The problem: Copy out each line of the data holding "Depreciation".

# start of Records for processing

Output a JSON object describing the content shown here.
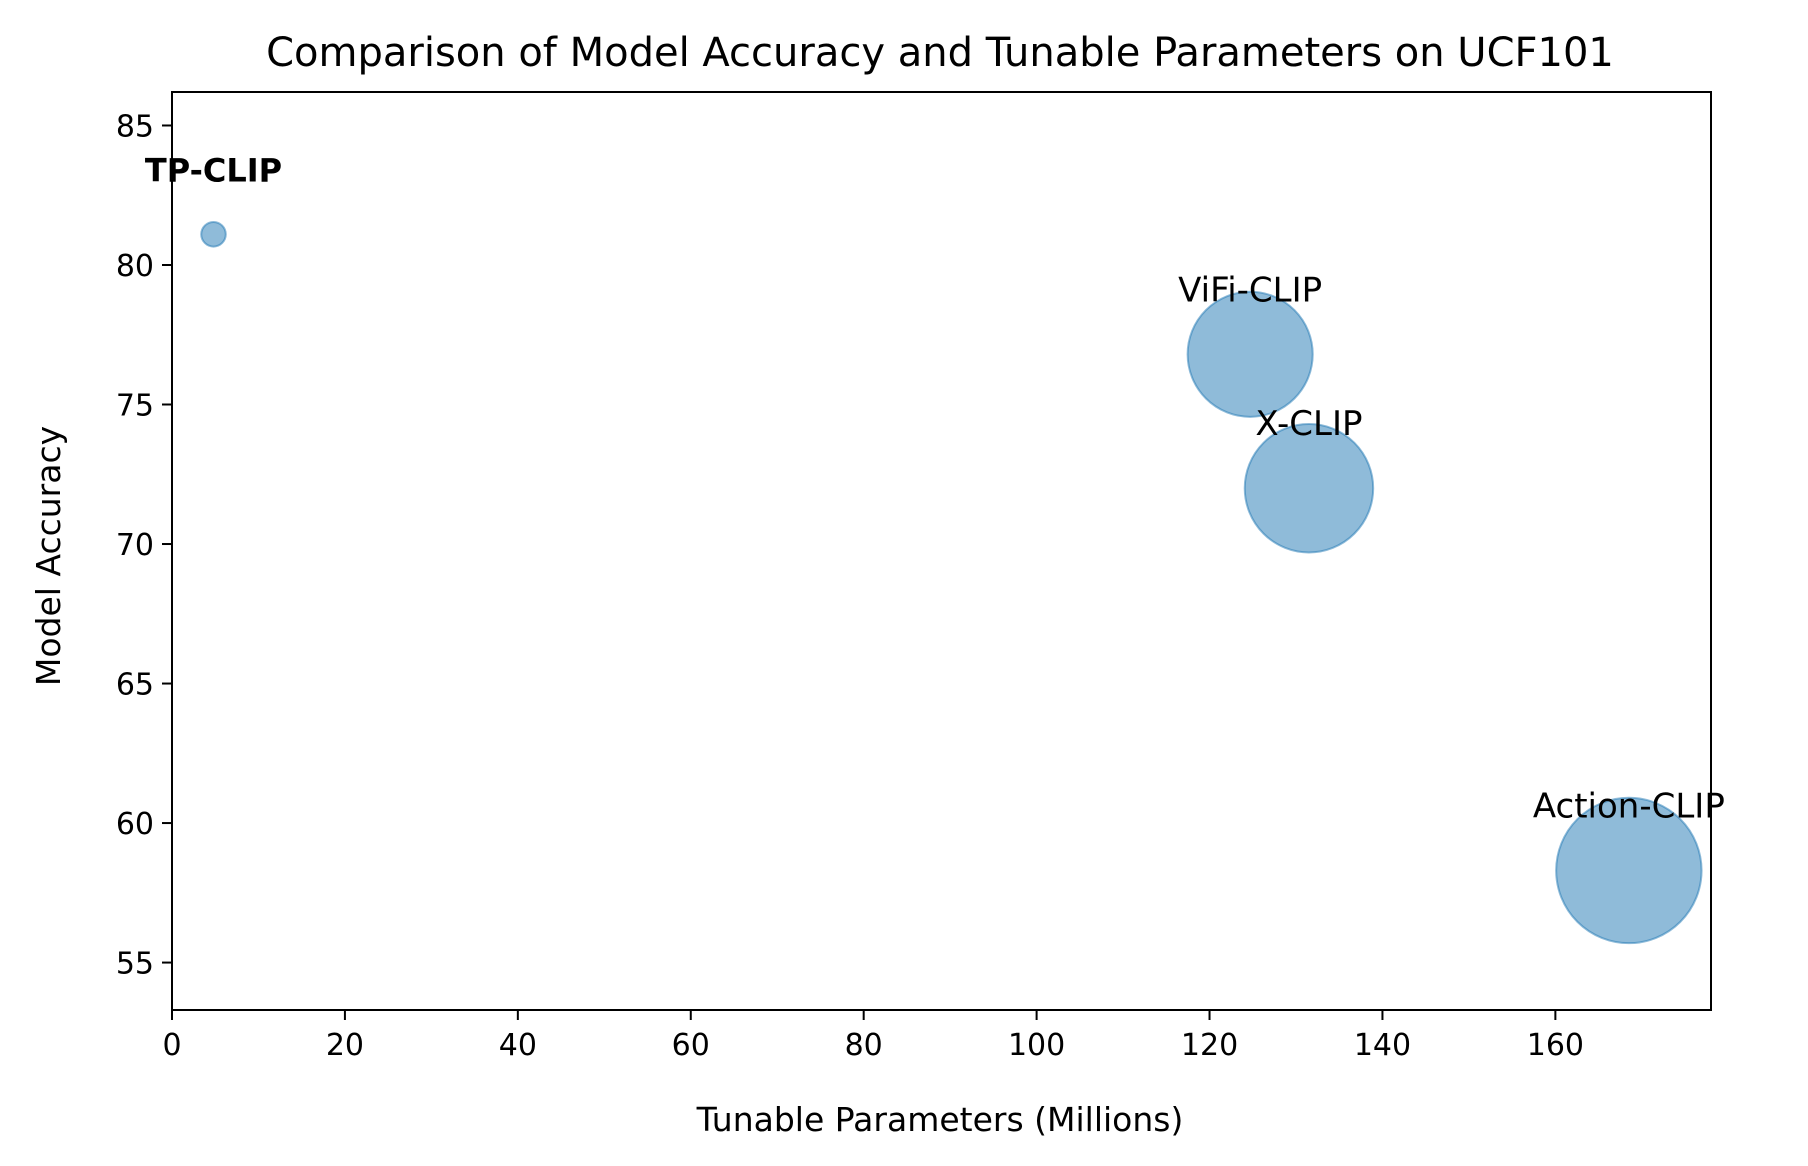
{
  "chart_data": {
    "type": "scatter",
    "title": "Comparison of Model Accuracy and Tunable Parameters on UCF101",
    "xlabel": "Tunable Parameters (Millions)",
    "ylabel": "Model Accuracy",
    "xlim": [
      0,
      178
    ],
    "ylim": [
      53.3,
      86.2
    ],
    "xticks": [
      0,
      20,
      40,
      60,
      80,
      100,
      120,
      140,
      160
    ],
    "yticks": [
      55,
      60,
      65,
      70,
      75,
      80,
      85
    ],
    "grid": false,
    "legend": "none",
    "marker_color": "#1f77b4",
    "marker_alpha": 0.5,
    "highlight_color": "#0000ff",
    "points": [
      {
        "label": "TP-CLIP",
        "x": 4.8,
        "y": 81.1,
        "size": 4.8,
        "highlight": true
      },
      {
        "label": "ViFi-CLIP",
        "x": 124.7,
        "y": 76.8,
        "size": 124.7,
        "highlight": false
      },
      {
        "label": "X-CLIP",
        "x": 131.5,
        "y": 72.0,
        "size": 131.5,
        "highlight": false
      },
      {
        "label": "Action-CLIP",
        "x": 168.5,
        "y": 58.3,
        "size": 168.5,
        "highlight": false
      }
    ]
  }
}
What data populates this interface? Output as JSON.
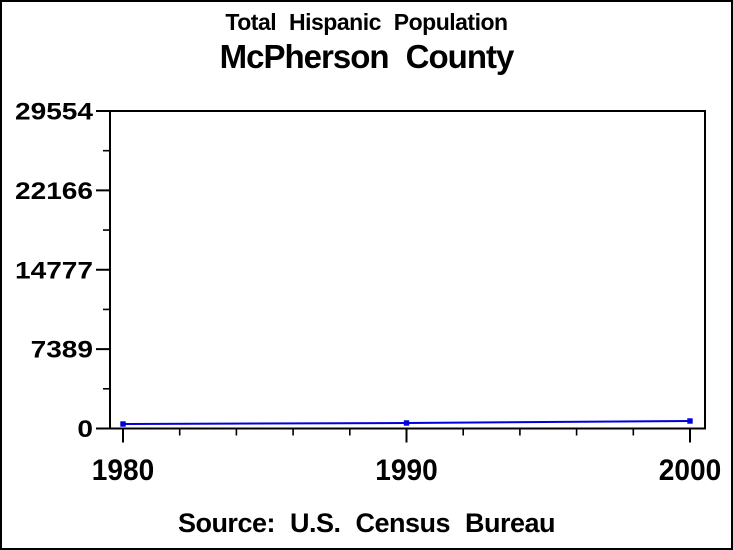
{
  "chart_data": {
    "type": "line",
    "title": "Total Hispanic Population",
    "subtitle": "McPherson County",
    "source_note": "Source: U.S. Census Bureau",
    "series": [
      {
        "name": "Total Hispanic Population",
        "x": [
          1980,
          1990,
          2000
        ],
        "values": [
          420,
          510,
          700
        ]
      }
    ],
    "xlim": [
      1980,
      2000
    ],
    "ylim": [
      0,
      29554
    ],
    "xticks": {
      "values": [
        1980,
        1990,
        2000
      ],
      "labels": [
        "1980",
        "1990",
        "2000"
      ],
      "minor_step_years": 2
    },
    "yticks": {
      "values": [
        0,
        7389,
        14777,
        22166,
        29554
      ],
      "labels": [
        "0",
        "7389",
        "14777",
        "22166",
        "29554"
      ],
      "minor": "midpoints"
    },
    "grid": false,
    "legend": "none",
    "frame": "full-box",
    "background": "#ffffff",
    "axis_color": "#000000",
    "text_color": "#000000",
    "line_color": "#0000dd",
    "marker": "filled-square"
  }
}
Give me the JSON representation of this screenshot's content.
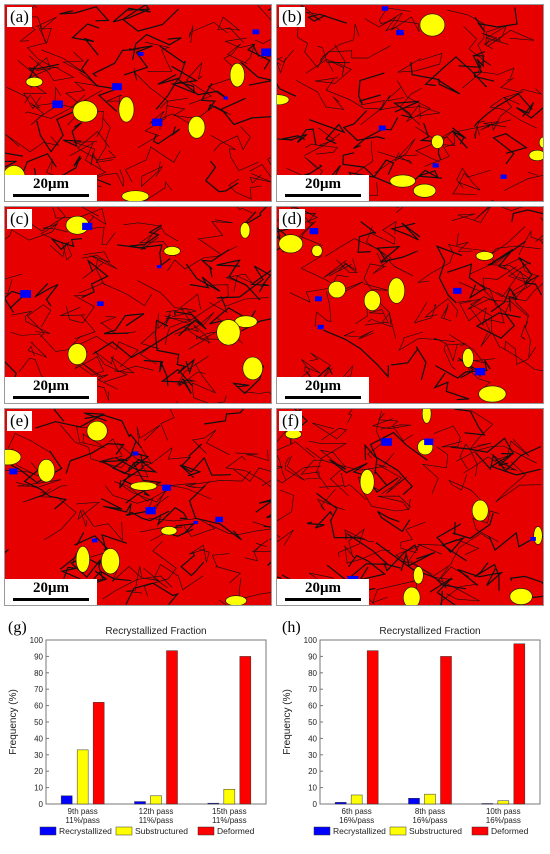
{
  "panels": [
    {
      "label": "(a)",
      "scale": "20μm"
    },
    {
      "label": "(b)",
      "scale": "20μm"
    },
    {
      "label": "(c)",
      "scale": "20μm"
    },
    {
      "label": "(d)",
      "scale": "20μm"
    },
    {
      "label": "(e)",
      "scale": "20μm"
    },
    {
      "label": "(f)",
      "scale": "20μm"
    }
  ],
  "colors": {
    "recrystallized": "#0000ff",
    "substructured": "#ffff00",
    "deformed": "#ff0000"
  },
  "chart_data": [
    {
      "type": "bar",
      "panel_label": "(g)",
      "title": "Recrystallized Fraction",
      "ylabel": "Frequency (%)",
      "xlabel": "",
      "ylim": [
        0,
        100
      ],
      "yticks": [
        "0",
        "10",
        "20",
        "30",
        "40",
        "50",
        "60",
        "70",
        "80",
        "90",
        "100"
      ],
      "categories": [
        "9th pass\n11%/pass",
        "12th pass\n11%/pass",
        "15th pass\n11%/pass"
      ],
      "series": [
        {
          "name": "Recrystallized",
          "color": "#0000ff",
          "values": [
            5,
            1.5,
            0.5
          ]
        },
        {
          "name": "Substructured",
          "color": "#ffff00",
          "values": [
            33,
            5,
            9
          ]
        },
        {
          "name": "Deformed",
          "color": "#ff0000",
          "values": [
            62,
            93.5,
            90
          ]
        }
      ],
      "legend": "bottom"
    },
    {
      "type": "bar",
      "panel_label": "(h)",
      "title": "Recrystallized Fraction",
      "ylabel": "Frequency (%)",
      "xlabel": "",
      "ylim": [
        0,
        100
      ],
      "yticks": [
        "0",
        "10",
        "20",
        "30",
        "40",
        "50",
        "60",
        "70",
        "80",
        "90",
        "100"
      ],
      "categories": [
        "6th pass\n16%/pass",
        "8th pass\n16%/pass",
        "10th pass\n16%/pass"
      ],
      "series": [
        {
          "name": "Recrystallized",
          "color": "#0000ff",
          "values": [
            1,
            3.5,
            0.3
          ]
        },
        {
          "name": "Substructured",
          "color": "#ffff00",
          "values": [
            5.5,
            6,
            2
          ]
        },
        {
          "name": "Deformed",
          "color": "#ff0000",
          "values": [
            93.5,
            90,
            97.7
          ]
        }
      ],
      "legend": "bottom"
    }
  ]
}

# end of Records for processing
# start of Records for processing

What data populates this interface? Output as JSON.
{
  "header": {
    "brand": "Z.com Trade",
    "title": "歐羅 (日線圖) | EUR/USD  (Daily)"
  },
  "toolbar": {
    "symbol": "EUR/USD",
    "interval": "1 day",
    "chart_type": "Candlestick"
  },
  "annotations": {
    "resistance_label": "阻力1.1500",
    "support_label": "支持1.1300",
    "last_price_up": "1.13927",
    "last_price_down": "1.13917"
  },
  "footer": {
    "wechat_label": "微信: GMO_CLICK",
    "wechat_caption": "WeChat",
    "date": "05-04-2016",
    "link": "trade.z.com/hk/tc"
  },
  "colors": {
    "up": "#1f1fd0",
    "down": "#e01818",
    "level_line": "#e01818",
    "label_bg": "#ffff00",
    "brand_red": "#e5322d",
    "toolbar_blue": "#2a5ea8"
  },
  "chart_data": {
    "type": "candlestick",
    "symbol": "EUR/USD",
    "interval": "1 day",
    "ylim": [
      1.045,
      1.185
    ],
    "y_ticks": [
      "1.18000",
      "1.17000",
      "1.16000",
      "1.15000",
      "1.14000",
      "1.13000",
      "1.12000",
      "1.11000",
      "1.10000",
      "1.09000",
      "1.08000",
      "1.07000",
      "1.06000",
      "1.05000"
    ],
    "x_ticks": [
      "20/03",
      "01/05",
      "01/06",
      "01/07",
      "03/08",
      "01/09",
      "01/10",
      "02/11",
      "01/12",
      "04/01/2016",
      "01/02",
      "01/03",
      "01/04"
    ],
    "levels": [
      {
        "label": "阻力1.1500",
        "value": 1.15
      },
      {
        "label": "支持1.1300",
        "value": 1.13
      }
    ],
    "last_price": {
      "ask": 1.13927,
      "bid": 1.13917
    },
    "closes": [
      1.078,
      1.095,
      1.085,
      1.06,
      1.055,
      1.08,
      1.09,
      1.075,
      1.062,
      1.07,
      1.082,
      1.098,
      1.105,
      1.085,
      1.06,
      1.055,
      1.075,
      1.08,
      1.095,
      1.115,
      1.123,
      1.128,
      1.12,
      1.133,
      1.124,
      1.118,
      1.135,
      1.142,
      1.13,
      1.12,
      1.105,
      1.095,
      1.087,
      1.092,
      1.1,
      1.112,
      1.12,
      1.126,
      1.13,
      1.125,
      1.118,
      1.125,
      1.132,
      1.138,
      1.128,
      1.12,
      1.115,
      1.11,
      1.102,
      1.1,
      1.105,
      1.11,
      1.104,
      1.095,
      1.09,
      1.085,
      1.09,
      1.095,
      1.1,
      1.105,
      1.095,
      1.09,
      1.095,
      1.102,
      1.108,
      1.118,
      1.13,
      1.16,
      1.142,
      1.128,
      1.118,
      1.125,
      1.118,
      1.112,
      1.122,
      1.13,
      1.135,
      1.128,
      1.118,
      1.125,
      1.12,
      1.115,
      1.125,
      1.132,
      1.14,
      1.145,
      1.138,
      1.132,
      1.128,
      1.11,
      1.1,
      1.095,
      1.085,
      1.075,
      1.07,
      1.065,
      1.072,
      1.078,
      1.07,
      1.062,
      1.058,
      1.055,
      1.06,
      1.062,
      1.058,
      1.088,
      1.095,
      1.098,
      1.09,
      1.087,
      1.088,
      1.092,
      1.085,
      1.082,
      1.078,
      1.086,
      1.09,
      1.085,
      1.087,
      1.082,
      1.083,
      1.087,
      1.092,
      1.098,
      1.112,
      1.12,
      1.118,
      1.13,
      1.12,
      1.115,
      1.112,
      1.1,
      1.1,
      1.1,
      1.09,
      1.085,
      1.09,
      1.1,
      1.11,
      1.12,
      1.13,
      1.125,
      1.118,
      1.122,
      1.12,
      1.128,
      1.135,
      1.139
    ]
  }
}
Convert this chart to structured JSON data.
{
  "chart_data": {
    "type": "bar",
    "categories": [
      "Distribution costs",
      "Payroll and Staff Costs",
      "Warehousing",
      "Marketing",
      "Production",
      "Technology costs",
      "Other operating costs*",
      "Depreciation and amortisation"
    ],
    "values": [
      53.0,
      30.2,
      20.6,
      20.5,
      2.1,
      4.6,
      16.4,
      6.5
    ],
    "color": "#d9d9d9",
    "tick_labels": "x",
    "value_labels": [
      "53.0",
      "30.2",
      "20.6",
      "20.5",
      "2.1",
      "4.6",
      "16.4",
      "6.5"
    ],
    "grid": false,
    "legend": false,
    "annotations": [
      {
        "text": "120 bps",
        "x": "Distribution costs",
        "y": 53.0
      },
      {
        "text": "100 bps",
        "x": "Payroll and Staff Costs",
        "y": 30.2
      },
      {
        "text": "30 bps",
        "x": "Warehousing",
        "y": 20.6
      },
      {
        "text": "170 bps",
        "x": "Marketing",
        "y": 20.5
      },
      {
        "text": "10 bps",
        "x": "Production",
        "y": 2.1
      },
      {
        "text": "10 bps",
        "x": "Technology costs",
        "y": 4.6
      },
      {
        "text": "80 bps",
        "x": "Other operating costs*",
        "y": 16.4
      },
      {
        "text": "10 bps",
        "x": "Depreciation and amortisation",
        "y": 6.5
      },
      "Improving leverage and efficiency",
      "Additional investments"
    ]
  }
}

# end of Records for processing
# start of Records for processing

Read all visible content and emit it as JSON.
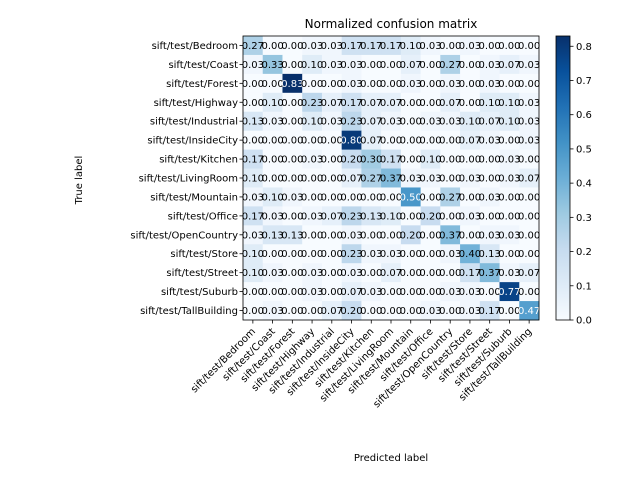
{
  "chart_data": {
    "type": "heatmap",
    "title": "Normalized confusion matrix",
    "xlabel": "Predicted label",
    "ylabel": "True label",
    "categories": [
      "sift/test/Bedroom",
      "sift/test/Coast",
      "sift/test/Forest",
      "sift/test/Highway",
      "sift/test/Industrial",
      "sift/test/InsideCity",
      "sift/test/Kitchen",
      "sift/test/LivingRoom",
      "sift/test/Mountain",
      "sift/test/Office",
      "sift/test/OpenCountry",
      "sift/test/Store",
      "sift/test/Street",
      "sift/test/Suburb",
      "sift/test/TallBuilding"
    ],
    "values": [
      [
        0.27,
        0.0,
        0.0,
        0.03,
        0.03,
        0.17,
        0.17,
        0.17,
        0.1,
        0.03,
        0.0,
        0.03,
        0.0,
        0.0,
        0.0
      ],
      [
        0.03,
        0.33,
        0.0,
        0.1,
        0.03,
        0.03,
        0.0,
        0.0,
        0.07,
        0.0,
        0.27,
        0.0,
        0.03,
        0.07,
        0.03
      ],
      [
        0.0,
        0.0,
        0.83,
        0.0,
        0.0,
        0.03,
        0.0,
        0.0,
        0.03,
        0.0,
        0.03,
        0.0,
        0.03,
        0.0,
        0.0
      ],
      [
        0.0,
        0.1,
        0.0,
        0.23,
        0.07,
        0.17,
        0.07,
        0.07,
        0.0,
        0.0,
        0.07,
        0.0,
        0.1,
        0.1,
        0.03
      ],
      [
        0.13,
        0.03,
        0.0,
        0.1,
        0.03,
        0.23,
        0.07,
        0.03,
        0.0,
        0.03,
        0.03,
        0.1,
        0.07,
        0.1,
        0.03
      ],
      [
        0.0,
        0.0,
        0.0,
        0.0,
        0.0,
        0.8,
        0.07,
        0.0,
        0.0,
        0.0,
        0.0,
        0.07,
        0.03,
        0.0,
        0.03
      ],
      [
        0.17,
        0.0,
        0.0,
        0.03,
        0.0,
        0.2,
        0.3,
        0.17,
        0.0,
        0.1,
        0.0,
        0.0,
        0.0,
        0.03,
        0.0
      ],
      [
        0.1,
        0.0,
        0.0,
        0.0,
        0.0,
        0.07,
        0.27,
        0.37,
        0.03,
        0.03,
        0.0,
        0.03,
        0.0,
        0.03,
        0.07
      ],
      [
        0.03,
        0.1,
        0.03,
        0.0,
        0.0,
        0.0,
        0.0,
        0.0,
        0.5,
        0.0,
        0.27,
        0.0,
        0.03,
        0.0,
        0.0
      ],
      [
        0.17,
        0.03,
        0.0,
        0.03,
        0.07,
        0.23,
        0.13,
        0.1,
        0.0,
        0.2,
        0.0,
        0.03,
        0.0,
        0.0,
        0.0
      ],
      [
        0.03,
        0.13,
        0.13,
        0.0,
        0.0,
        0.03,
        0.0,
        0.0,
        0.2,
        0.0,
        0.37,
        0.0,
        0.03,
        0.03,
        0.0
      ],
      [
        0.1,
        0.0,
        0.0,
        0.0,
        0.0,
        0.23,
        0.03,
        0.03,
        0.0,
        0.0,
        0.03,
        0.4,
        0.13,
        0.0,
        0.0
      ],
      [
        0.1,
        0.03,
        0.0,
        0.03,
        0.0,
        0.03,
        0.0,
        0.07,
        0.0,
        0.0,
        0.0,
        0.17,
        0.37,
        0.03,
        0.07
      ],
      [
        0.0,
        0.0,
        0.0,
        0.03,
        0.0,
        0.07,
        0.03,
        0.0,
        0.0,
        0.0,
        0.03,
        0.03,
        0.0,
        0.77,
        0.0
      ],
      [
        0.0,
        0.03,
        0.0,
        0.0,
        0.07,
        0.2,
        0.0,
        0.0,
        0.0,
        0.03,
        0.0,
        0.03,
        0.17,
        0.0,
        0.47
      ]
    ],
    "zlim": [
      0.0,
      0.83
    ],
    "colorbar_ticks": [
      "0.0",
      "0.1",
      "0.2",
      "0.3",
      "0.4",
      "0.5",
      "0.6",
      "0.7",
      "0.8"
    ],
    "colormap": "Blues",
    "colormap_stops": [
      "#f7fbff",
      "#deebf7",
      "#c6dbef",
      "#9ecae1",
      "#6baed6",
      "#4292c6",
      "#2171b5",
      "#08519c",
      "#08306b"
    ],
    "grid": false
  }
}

# end of Records for processing

Exercise result:
      "Depreciation and amortisation"
        "x": "Depreciation and amortisation",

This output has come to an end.